The records:
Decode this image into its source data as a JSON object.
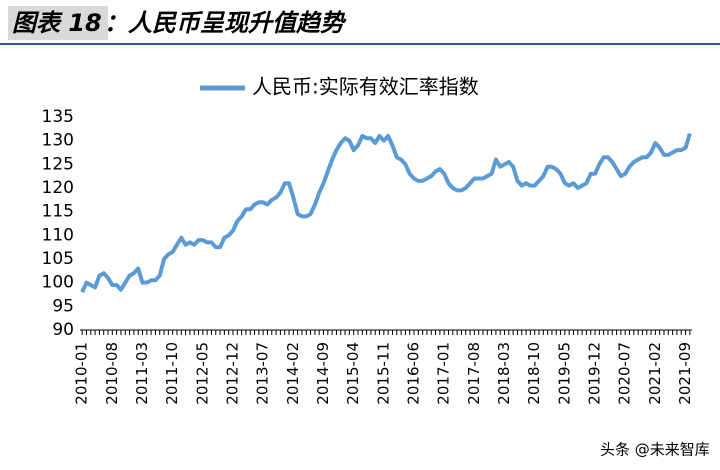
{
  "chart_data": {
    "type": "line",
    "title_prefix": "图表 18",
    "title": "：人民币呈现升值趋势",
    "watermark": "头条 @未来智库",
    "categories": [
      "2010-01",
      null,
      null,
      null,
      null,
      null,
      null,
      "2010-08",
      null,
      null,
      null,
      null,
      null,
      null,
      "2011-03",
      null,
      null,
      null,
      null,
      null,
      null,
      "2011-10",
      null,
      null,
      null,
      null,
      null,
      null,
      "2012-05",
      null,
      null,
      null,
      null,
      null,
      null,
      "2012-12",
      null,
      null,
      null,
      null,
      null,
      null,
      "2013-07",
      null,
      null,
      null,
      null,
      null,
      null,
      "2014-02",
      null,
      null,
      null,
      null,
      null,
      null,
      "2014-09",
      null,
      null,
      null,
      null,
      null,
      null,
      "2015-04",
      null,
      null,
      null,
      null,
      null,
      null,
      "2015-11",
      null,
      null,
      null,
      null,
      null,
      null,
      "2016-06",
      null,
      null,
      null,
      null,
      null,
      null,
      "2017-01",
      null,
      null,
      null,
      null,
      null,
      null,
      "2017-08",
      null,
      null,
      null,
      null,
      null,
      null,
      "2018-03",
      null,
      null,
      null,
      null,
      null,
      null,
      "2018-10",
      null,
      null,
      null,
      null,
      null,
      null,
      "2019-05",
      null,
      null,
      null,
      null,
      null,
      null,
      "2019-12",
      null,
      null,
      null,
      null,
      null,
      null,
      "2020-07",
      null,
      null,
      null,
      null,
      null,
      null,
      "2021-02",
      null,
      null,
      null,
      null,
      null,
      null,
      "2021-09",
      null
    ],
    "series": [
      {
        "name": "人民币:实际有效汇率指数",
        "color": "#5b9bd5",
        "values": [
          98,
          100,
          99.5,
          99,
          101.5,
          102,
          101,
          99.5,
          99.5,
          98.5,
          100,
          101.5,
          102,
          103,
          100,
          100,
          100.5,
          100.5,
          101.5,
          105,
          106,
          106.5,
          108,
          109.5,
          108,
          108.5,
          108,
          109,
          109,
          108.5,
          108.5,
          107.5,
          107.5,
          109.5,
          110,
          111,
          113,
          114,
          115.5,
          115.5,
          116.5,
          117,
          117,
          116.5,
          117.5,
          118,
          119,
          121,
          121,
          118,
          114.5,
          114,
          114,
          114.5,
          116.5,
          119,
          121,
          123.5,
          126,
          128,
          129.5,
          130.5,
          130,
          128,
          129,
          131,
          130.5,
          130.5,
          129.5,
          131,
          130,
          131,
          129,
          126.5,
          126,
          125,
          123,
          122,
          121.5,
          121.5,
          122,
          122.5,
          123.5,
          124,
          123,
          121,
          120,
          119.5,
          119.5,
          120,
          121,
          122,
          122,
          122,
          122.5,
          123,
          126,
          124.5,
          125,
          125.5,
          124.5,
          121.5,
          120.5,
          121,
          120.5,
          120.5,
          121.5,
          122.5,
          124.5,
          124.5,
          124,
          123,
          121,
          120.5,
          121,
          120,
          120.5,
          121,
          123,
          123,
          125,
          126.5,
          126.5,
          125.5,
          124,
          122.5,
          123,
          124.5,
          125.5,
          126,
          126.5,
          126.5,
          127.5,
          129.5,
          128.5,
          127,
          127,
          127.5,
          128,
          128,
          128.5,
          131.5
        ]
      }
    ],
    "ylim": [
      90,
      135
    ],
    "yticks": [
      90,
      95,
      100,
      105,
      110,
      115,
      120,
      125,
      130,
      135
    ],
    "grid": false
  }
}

Direction: Print each record exactly as it stands, leaving the images out.

Complete answer:
Decode this image into its source data as a JSON object.
{
  "chart_data": {
    "type": "line",
    "title_prefix": "图表 18",
    "title": "：人民币呈现升值趋势",
    "watermark": "头条 @未来智库",
    "categories": [
      "2010-01",
      null,
      null,
      null,
      null,
      null,
      null,
      "2010-08",
      null,
      null,
      null,
      null,
      null,
      null,
      "2011-03",
      null,
      null,
      null,
      null,
      null,
      null,
      "2011-10",
      null,
      null,
      null,
      null,
      null,
      null,
      "2012-05",
      null,
      null,
      null,
      null,
      null,
      null,
      "2012-12",
      null,
      null,
      null,
      null,
      null,
      null,
      "2013-07",
      null,
      null,
      null,
      null,
      null,
      null,
      "2014-02",
      null,
      null,
      null,
      null,
      null,
      null,
      "2014-09",
      null,
      null,
      null,
      null,
      null,
      null,
      "2015-04",
      null,
      null,
      null,
      null,
      null,
      null,
      "2015-11",
      null,
      null,
      null,
      null,
      null,
      null,
      "2016-06",
      null,
      null,
      null,
      null,
      null,
      null,
      "2017-01",
      null,
      null,
      null,
      null,
      null,
      null,
      "2017-08",
      null,
      null,
      null,
      null,
      null,
      null,
      "2018-03",
      null,
      null,
      null,
      null,
      null,
      null,
      "2018-10",
      null,
      null,
      null,
      null,
      null,
      null,
      "2019-05",
      null,
      null,
      null,
      null,
      null,
      null,
      "2019-12",
      null,
      null,
      null,
      null,
      null,
      null,
      "2020-07",
      null,
      null,
      null,
      null,
      null,
      null,
      "2021-02",
      null,
      null,
      null,
      null,
      null,
      null,
      "2021-09",
      null
    ],
    "series": [
      {
        "name": "人民币:实际有效汇率指数",
        "color": "#5b9bd5",
        "values": [
          98,
          100,
          99.5,
          99,
          101.5,
          102,
          101,
          99.5,
          99.5,
          98.5,
          100,
          101.5,
          102,
          103,
          100,
          100,
          100.5,
          100.5,
          101.5,
          105,
          106,
          106.5,
          108,
          109.5,
          108,
          108.5,
          108,
          109,
          109,
          108.5,
          108.5,
          107.5,
          107.5,
          109.5,
          110,
          111,
          113,
          114,
          115.5,
          115.5,
          116.5,
          117,
          117,
          116.5,
          117.5,
          118,
          119,
          121,
          121,
          118,
          114.5,
          114,
          114,
          114.5,
          116.5,
          119,
          121,
          123.5,
          126,
          128,
          129.5,
          130.5,
          130,
          128,
          129,
          131,
          130.5,
          130.5,
          129.5,
          131,
          130,
          131,
          129,
          126.5,
          126,
          125,
          123,
          122,
          121.5,
          121.5,
          122,
          122.5,
          123.5,
          124,
          123,
          121,
          120,
          119.5,
          119.5,
          120,
          121,
          122,
          122,
          122,
          122.5,
          123,
          126,
          124.5,
          125,
          125.5,
          124.5,
          121.5,
          120.5,
          121,
          120.5,
          120.5,
          121.5,
          122.5,
          124.5,
          124.5,
          124,
          123,
          121,
          120.5,
          121,
          120,
          120.5,
          121,
          123,
          123,
          125,
          126.5,
          126.5,
          125.5,
          124,
          122.5,
          123,
          124.5,
          125.5,
          126,
          126.5,
          126.5,
          127.5,
          129.5,
          128.5,
          127,
          127,
          127.5,
          128,
          128,
          128.5,
          131.5
        ]
      }
    ],
    "ylim": [
      90,
      135
    ],
    "yticks": [
      90,
      95,
      100,
      105,
      110,
      115,
      120,
      125,
      130,
      135
    ],
    "grid": false
  }
}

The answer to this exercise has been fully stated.